▶ **Stated exercise**
Only the pictures stay out; every record is to be quoted exactly.

[Records from a collection]
(begin)

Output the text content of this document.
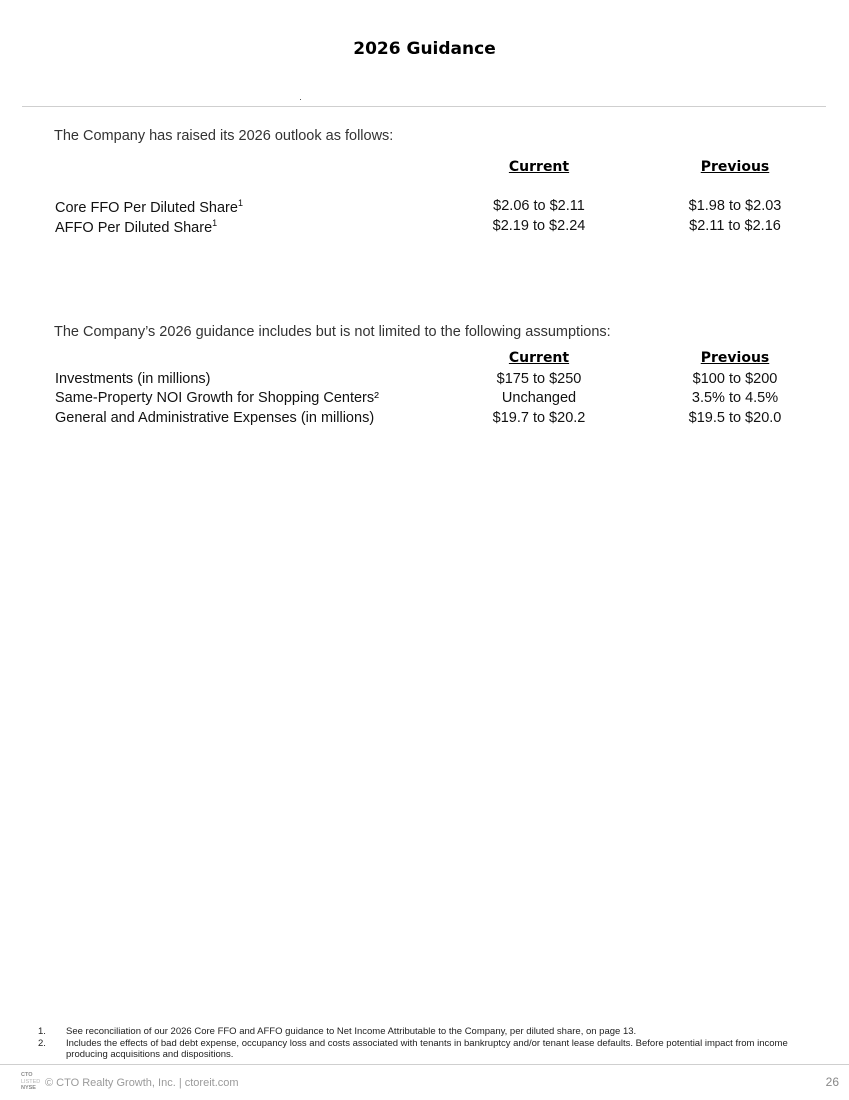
2026 Guidance
The Company has raised its 2026 outlook as follows:
Current	Previous
Core FFO Per Diluted Share$^1$	$2.06 to $2.11	$1.98 to $2.03
AFFO Per Diluted Share$^1$	$2.19 to $2.24	$2.11 to $2.16
The Company’s 2026 guidance includes but is not limited to the following assumptions:
Current	Previous
Investments (in millions)	$175 to $250	$100 to $200
Same-Property NOI Growth for Shopping Centers²	Unchanged	3.5% to 4.5%
General and Administrative Expenses (in millions)	$19.7 to $20.2	$19.5 to $20.0
1.	See reconciliation of our 2026 Core FFO and AFFO guidance to Net Income Attributable to the Company, per diluted share, on page 13.
2.	Includes the effects of bad debt expense, occupancy loss and costs associated with tenants in bankruptcy and/or tenant lease defaults. Before potential impact from income producing acquisitions and dispositions.
CTO
LISTED
NYSE © CTO Realty Growth, Inc. | ctoreit.com	26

(end)

▶ **Task response**
Output the text content of this document.
2026 Guidance
The Company has raised its 2026 outlook as follows:
Current	Previous
Core FFO Per Diluted Share$^1$	$2.06 to $2.11	$1.98 to $2.03
AFFO Per Diluted Share$^1$	$2.19 to $2.24	$2.11 to $2.16
The Company’s 2026 guidance includes but is not limited to the following assumptions:
Current	Previous
Investments (in millions)	$175 to $250	$100 to $200
Same-Property NOI Growth for Shopping Centers²	Unchanged	3.5% to 4.5%
General and Administrative Expenses (in millions)	$19.7 to $20.2	$19.5 to $20.0
1.	See reconciliation of our 2026 Core FFO and AFFO guidance to Net Income Attributable to the Company, per diluted share, on page 13.
2.	Includes the effects of bad debt expense, occupancy loss and costs associated with tenants in bankruptcy and/or tenant lease defaults. Before potential impact from income producing acquisitions and dispositions.
CTO
LISTED
NYSE © CTO Realty Growth, Inc. | ctoreit.com	26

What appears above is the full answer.